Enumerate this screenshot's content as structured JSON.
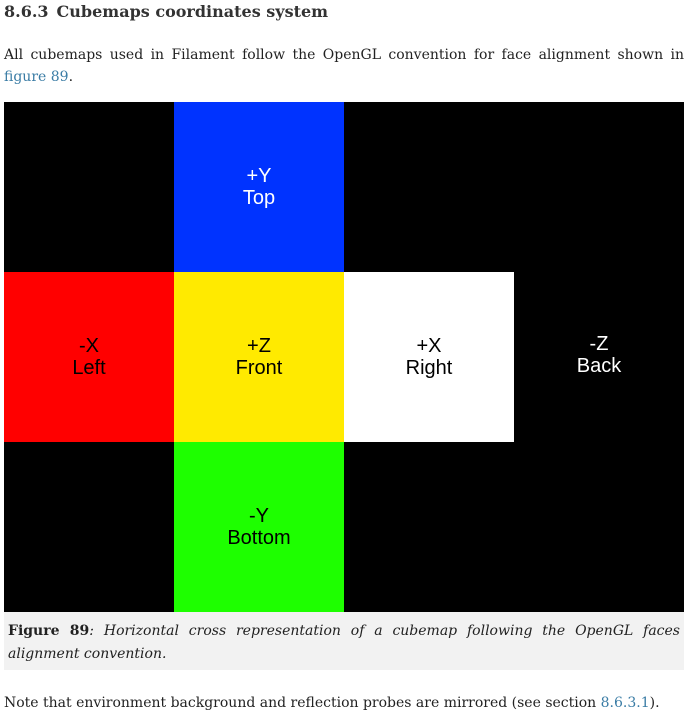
{
  "section": {
    "number": "8.6.3",
    "title": "Cubemaps coordinates system"
  },
  "intro": {
    "text": "All cubemaps used in Filament follow the OpenGL convention for face alignment shown in ",
    "link": "figure 89",
    "end": "."
  },
  "faces": {
    "top": {
      "axis": "+Y",
      "name": "Top"
    },
    "left": {
      "axis": "-X",
      "name": "Left"
    },
    "front": {
      "axis": "+Z",
      "name": "Front"
    },
    "right": {
      "axis": "+X",
      "name": "Right"
    },
    "back": {
      "axis": "-Z",
      "name": "Back"
    },
    "bottom": {
      "axis": "-Y",
      "name": "Bottom"
    }
  },
  "colors": {
    "top": "#0033ff",
    "left": "#ff0000",
    "front": "#ffea00",
    "right": "#ffffff",
    "back": "#000000",
    "bottom": "#1eff00",
    "background": "#000000",
    "link": "#3a7ca5"
  },
  "caption": {
    "label": "Figure 89",
    "text": ": Horizontal cross representation of a cubemap following the OpenGL faces alignment convention."
  },
  "note": {
    "text": "Note that environment background and reflection probes are mirrored (see section ",
    "link": "8.6.3.1",
    "end": ")."
  }
}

Task directions
Output all of the data exactly as it stands, minus any images.

Worked answer
Enumerate this screenshot's content as structured JSON.
{
  "section": {
    "number": "8.6.3",
    "title": "Cubemaps coordinates system"
  },
  "intro": {
    "text": "All cubemaps used in Filament follow the OpenGL convention for face alignment shown in ",
    "link": "figure 89",
    "end": "."
  },
  "faces": {
    "top": {
      "axis": "+Y",
      "name": "Top"
    },
    "left": {
      "axis": "-X",
      "name": "Left"
    },
    "front": {
      "axis": "+Z",
      "name": "Front"
    },
    "right": {
      "axis": "+X",
      "name": "Right"
    },
    "back": {
      "axis": "-Z",
      "name": "Back"
    },
    "bottom": {
      "axis": "-Y",
      "name": "Bottom"
    }
  },
  "colors": {
    "top": "#0033ff",
    "left": "#ff0000",
    "front": "#ffea00",
    "right": "#ffffff",
    "back": "#000000",
    "bottom": "#1eff00",
    "background": "#000000",
    "link": "#3a7ca5"
  },
  "caption": {
    "label": "Figure 89",
    "text": ": Horizontal cross representation of a cubemap following the OpenGL faces alignment convention."
  },
  "note": {
    "text": "Note that environment background and reflection probes are mirrored (see section ",
    "link": "8.6.3.1",
    "end": ")."
  }
}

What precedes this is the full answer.